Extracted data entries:
▽

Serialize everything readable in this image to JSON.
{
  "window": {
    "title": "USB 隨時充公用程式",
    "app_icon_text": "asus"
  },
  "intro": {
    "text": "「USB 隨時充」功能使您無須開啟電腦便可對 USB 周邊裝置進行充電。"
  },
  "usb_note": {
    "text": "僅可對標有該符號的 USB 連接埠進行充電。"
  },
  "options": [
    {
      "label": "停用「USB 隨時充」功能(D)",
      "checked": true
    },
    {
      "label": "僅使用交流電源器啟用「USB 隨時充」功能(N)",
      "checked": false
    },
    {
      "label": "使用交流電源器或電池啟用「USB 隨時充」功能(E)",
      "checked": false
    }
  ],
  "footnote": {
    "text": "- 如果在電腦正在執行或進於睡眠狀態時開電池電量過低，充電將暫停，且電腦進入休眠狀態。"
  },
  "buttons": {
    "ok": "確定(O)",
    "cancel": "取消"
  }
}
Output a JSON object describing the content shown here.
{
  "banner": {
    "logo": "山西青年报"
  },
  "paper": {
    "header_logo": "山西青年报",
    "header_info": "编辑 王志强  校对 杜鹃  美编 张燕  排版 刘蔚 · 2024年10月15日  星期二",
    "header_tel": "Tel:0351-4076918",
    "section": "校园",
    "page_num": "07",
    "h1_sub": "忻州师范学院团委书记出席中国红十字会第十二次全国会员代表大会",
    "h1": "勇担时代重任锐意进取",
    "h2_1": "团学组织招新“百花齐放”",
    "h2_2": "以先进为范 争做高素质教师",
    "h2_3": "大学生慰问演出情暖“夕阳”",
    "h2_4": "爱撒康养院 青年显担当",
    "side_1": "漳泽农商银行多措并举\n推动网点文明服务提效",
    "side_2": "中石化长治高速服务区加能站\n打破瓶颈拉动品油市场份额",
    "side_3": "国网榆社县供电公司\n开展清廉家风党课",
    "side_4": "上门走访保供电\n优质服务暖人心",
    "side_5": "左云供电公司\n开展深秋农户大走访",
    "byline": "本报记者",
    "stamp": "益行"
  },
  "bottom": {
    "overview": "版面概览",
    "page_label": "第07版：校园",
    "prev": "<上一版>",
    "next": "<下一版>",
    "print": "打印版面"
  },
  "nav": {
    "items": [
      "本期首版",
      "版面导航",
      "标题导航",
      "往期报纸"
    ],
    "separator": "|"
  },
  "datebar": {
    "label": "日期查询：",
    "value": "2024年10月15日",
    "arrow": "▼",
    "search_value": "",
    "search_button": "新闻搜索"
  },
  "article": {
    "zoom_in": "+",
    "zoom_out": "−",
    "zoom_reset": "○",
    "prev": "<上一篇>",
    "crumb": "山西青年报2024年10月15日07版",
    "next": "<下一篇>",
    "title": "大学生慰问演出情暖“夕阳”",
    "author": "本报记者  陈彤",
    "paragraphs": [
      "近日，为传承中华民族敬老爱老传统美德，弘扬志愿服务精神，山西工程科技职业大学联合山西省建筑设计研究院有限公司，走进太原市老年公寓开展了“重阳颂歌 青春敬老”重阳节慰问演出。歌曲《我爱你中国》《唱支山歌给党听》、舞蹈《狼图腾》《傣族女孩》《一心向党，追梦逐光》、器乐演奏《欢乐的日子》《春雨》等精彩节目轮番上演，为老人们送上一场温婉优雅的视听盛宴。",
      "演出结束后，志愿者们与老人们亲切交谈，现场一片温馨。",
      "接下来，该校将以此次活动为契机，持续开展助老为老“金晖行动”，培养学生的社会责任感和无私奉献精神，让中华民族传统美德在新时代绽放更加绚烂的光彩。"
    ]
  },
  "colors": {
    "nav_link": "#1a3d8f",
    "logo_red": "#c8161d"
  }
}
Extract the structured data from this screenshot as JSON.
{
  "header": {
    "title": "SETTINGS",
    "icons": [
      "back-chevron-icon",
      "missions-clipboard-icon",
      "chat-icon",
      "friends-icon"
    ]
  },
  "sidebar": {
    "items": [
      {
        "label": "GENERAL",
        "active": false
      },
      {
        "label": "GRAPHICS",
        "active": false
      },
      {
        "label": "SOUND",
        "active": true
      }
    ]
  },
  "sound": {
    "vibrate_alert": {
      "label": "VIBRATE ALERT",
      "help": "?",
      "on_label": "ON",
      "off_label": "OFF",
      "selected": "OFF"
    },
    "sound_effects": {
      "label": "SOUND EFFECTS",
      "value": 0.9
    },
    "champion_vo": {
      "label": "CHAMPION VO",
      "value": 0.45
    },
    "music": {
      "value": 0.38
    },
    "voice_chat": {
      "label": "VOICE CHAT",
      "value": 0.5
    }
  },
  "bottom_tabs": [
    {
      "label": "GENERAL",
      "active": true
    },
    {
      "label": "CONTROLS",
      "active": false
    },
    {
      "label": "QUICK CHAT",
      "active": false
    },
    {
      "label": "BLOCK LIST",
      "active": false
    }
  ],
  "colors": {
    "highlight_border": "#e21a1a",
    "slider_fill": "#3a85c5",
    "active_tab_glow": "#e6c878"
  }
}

△

■ **Work to be completed**
Retype each record exactly, leaving nothing out.

■ **Result below**
Serialize everything readable in this image to JSON.
{
  "window": {
    "title": "USB 隨時充公用程式",
    "app_icon_text": "asus"
  },
  "intro": {
    "text": "「USB 隨時充」功能使您無須開啟電腦便可對 USB 周邊裝置進行充電。"
  },
  "usb_note": {
    "text": "僅可對標有該符號的 USB 連接埠進行充電。"
  },
  "options": [
    {
      "label": "停用「USB 隨時充」功能(D)",
      "checked": true
    },
    {
      "label": "僅使用交流電源器啟用「USB 隨時充」功能(N)",
      "checked": false
    },
    {
      "label": "使用交流電源器或電池啟用「USB 隨時充」功能(E)",
      "checked": false
    }
  ],
  "footnote": {
    "text": "- 如果在電腦正在執行或進於睡眠狀態時開電池電量過低，充電將暫停，且電腦進入休眠狀態。"
  },
  "buttons": {
    "ok": "確定(O)",
    "cancel": "取消"
  }
}
Output a JSON object describing the content shown here.
{
  "banner": {
    "logo": "山西青年报"
  },
  "paper": {
    "header_logo": "山西青年报",
    "header_info": "编辑 王志强  校对 杜鹃  美编 张燕  排版 刘蔚 · 2024年10月15日  星期二",
    "header_tel": "Tel:0351-4076918",
    "section": "校园",
    "page_num": "07",
    "h1_sub": "忻州师范学院团委书记出席中国红十字会第十二次全国会员代表大会",
    "h1": "勇担时代重任锐意进取",
    "h2_1": "团学组织招新“百花齐放”",
    "h2_2": "以先进为范 争做高素质教师",
    "h2_3": "大学生慰问演出情暖“夕阳”",
    "h2_4": "爱撒康养院 青年显担当",
    "side_1": "漳泽农商银行多措并举\n推动网点文明服务提效",
    "side_2": "中石化长治高速服务区加能站\n打破瓶颈拉动品油市场份额",
    "side_3": "国网榆社县供电公司\n开展清廉家风党课",
    "side_4": "上门走访保供电\n优质服务暖人心",
    "side_5": "左云供电公司\n开展深秋农户大走访",
    "byline": "本报记者",
    "stamp": "益行"
  },
  "bottom": {
    "overview": "版面概览",
    "page_label": "第07版：校园",
    "prev": "<上一版>",
    "next": "<下一版>",
    "print": "打印版面"
  },
  "nav": {
    "items": [
      "本期首版",
      "版面导航",
      "标题导航",
      "往期报纸"
    ],
    "separator": "|"
  },
  "datebar": {
    "label": "日期查询：",
    "value": "2024年10月15日",
    "arrow": "▼",
    "search_value": "",
    "search_button": "新闻搜索"
  },
  "article": {
    "zoom_in": "+",
    "zoom_out": "−",
    "zoom_reset": "○",
    "prev": "<上一篇>",
    "crumb": "山西青年报2024年10月15日07版",
    "next": "<下一篇>",
    "title": "大学生慰问演出情暖“夕阳”",
    "author": "本报记者  陈彤",
    "paragraphs": [
      "近日，为传承中华民族敬老爱老传统美德，弘扬志愿服务精神，山西工程科技职业大学联合山西省建筑设计研究院有限公司，走进太原市老年公寓开展了“重阳颂歌 青春敬老”重阳节慰问演出。歌曲《我爱你中国》《唱支山歌给党听》、舞蹈《狼图腾》《傣族女孩》《一心向党，追梦逐光》、器乐演奏《欢乐的日子》《春雨》等精彩节目轮番上演，为老人们送上一场温婉优雅的视听盛宴。",
      "演出结束后，志愿者们与老人们亲切交谈，现场一片温馨。",
      "接下来，该校将以此次活动为契机，持续开展助老为老“金晖行动”，培养学生的社会责任感和无私奉献精神，让中华民族传统美德在新时代绽放更加绚烂的光彩。"
    ]
  },
  "colors": {
    "nav_link": "#1a3d8f",
    "logo_red": "#c8161d"
  }
}
Extract the structured data from this screenshot as JSON.
{
  "header": {
    "title": "SETTINGS",
    "icons": [
      "back-chevron-icon",
      "missions-clipboard-icon",
      "chat-icon",
      "friends-icon"
    ]
  },
  "sidebar": {
    "items": [
      {
        "label": "GENERAL",
        "active": false
      },
      {
        "label": "GRAPHICS",
        "active": false
      },
      {
        "label": "SOUND",
        "active": true
      }
    ]
  },
  "sound": {
    "vibrate_alert": {
      "label": "VIBRATE ALERT",
      "help": "?",
      "on_label": "ON",
      "off_label": "OFF",
      "selected": "OFF"
    },
    "sound_effects": {
      "label": "SOUND EFFECTS",
      "value": 0.9
    },
    "champion_vo": {
      "label": "CHAMPION VO",
      "value": 0.45
    },
    "music": {
      "value": 0.38
    },
    "voice_chat": {
      "label": "VOICE CHAT",
      "value": 0.5
    }
  },
  "bottom_tabs": [
    {
      "label": "GENERAL",
      "active": true
    },
    {
      "label": "CONTROLS",
      "active": false
    },
    {
      "label": "QUICK CHAT",
      "active": false
    },
    {
      "label": "BLOCK LIST",
      "active": false
    }
  ],
  "colors": {
    "highlight_border": "#e21a1a",
    "slider_fill": "#3a85c5",
    "active_tab_glow": "#e6c878"
  }
}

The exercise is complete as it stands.